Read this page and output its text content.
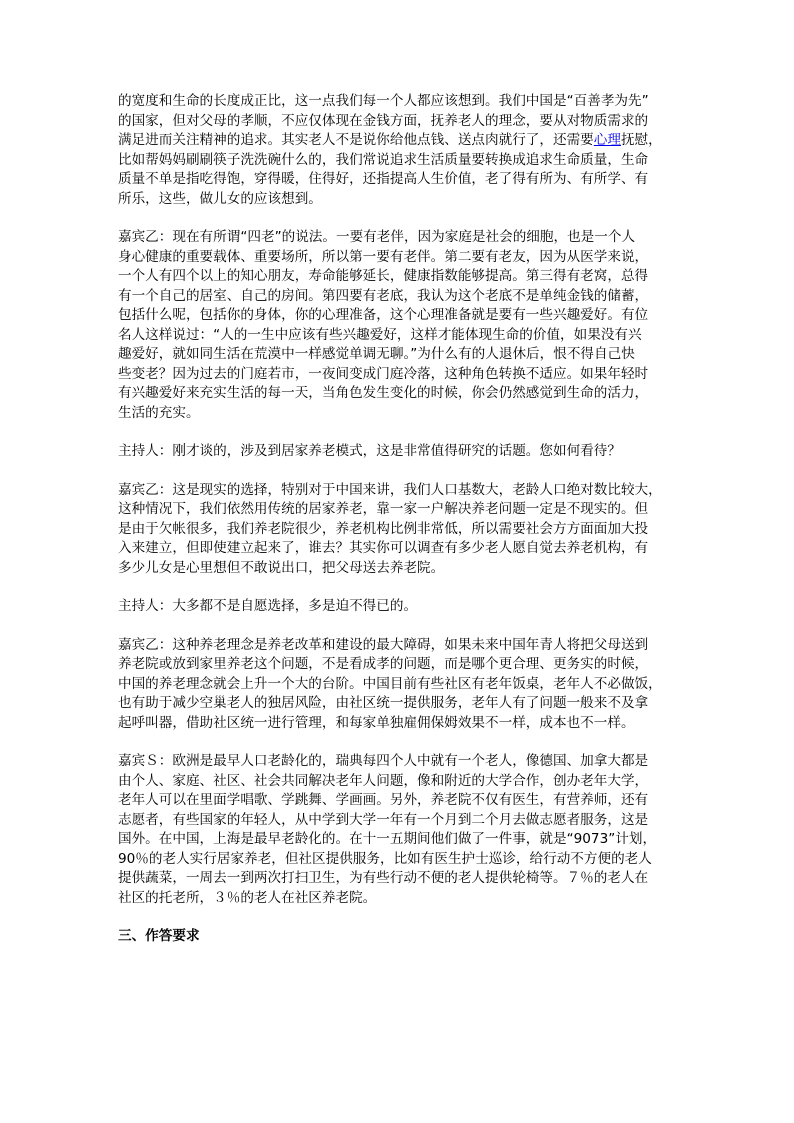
的宽度和生命的长度成正比，这一点我们每一个人都应该想到。我们中国是“百善孝为先”
的国家，但对父母的孝顺，不应仅体现在金钱方面，抚养老人的理念，要从对物质需求的
满足进而关注精神的追求。其实老人不是说你给他点钱、送点肉就行了，还需要心理抚慰，
比如帮妈妈刷刷筷子洗洗碗什么的，我们常说追求生活质量要转换成追求生命质量，生命
质量不单是指吃得饱，穿得暖，住得好，还指提高人生价值，老了得有所为、有所学、有
所乐，这些，做儿女的应该想到。

嘉宾乙：现在有所谓“四老”的说法。一要有老伴，因为家庭是社会的细胞，也是一个人
身心健康的重要载体、重要场所，所以第一要有老伴。第二要有老友，因为从医学来说，
一个人有四个以上的知心朋友，寿命能够延长，健康指数能够提高。第三得有老窝，总得
有一个自己的居室、自己的房间。第四要有老底，我认为这个老底不是单纯金钱的储蓄，
包括什么呢，包括你的身体，你的心理准备，这个心理准备就是要有一些兴趣爱好。有位
名人这样说过：“人的一生中应该有些兴趣爱好，这样才能体现生命的价值，如果没有兴
趣爱好，就如同生活在荒漠中一样感觉单调无聊。”为什么有的人退休后，恨不得自己快
些变老？因为过去的门庭若市，一夜间变成门庭冷落，这种角色转换不适应。如果年轻时
有兴趣爱好来充实生活的每一天，当角色发生变化的时候，你会仍然感觉到生命的活力，
生活的充实。

主持人：刚才谈的，涉及到居家养老模式，这是非常值得研究的话题。您如何看待？

嘉宾乙：这是现实的选择，特别对于中国来讲，我们人口基数大，老龄人口绝对数比较大，
这种情况下，我们依然用传统的居家养老，靠一家一户解决养老问题一定是不现实的。但
是由于欠帐很多，我们养老院很少，养老机构比例非常低，所以需要社会方方面面加大投
入来建立，但即使建立起来了，谁去？其实你可以调查有多少老人愿自觉去养老机构，有
多少儿女是心里想但不敢说出口，把父母送去养老院。

主持人：大多都不是自愿选择，多是迫不得已的。

嘉宾乙：这种养老理念是养老改革和建设的最大障碍，如果未来中国年青人将把父母送到
养老院或放到家里养老这个问题，不是看成孝的问题，而是哪个更合理、更务实的时候，
中国的养老理念就会上升一个大的台阶。中国目前有些社区有老年饭桌，老年人不必做饭，
也有助于减少空巢老人的独居风险，由社区统一提供服务，老年人有了问题一般来不及拿
起呼叫器，借助社区统一进行管理，和每家单独雇佣保姆效果不一样，成本也不一样。

嘉宾Ｓ：欧洲是最早人口老龄化的，瑞典每四个人中就有一个老人，像德国、加拿大都是
由个人、家庭、社区、社会共同解决老年人问题，像和附近的大学合作，创办老年大学，
老年人可以在里面学唱歌、学跳舞、学画画。另外，养老院不仅有医生，有营养师，还有
志愿者，有些国家的年轻人，从中学到大学一年有一个月到二个月去做志愿者服务，这是
国外。在中国，上海是最早老龄化的。在十一五期间他们做了一件事，就是“9073”计划，
90％的老人实行居家养老，但社区提供服务，比如有医生护士巡诊，给行动不方便的老人
提供蔬菜，一周去一到两次打扫卫生，为有些行动不便的老人提供轮椅等。７％的老人在
社区的托老所，３％的老人在社区养老院。

三、作答要求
------------------------------------------------------------
Restate the full listing verbatim and drop every picture.

Read this page and output its text content.
的宽度和生命的长度成正比，这一点我们每一个人都应该想到。我们中国是“百善孝为先”
的国家，但对父母的孝顺，不应仅体现在金钱方面，抚养老人的理念，要从对物质需求的
满足进而关注精神的追求。其实老人不是说你给他点钱、送点肉就行了，还需要心理抚慰，
比如帮妈妈刷刷筷子洗洗碗什么的，我们常说追求生活质量要转换成追求生命质量，生命
质量不单是指吃得饱，穿得暖，住得好，还指提高人生价值，老了得有所为、有所学、有
所乐，这些，做儿女的应该想到。

嘉宾乙：现在有所谓“四老”的说法。一要有老伴，因为家庭是社会的细胞，也是一个人
身心健康的重要载体、重要场所，所以第一要有老伴。第二要有老友，因为从医学来说，
一个人有四个以上的知心朋友，寿命能够延长，健康指数能够提高。第三得有老窝，总得
有一个自己的居室、自己的房间。第四要有老底，我认为这个老底不是单纯金钱的储蓄，
包括什么呢，包括你的身体，你的心理准备，这个心理准备就是要有一些兴趣爱好。有位
名人这样说过：“人的一生中应该有些兴趣爱好，这样才能体现生命的价值，如果没有兴
趣爱好，就如同生活在荒漠中一样感觉单调无聊。”为什么有的人退休后，恨不得自己快
些变老？因为过去的门庭若市，一夜间变成门庭冷落，这种角色转换不适应。如果年轻时
有兴趣爱好来充实生活的每一天，当角色发生变化的时候，你会仍然感觉到生命的活力，
生活的充实。

主持人：刚才谈的，涉及到居家养老模式，这是非常值得研究的话题。您如何看待？

嘉宾乙：这是现实的选择，特别对于中国来讲，我们人口基数大，老龄人口绝对数比较大，
这种情况下，我们依然用传统的居家养老，靠一家一户解决养老问题一定是不现实的。但
是由于欠帐很多，我们养老院很少，养老机构比例非常低，所以需要社会方方面面加大投
入来建立，但即使建立起来了，谁去？其实你可以调查有多少老人愿自觉去养老机构，有
多少儿女是心里想但不敢说出口，把父母送去养老院。

主持人：大多都不是自愿选择，多是迫不得已的。

嘉宾乙：这种养老理念是养老改革和建设的最大障碍，如果未来中国年青人将把父母送到
养老院或放到家里养老这个问题，不是看成孝的问题，而是哪个更合理、更务实的时候，
中国的养老理念就会上升一个大的台阶。中国目前有些社区有老年饭桌，老年人不必做饭，
也有助于减少空巢老人的独居风险，由社区统一提供服务，老年人有了问题一般来不及拿
起呼叫器，借助社区统一进行管理，和每家单独雇佣保姆效果不一样，成本也不一样。

嘉宾Ｓ：欧洲是最早人口老龄化的，瑞典每四个人中就有一个老人，像德国、加拿大都是
由个人、家庭、社区、社会共同解决老年人问题，像和附近的大学合作，创办老年大学，
老年人可以在里面学唱歌、学跳舞、学画画。另外，养老院不仅有医生，有营养师，还有
志愿者，有些国家的年轻人，从中学到大学一年有一个月到二个月去做志愿者服务，这是
国外。在中国，上海是最早老龄化的。在十一五期间他们做了一件事，就是“9073”计划，
90％的老人实行居家养老，但社区提供服务，比如有医生护士巡诊，给行动不方便的老人
提供蔬菜，一周去一到两次打扫卫生，为有些行动不便的老人提供轮椅等。７％的老人在
社区的托老所，３％的老人在社区养老院。

三、作答要求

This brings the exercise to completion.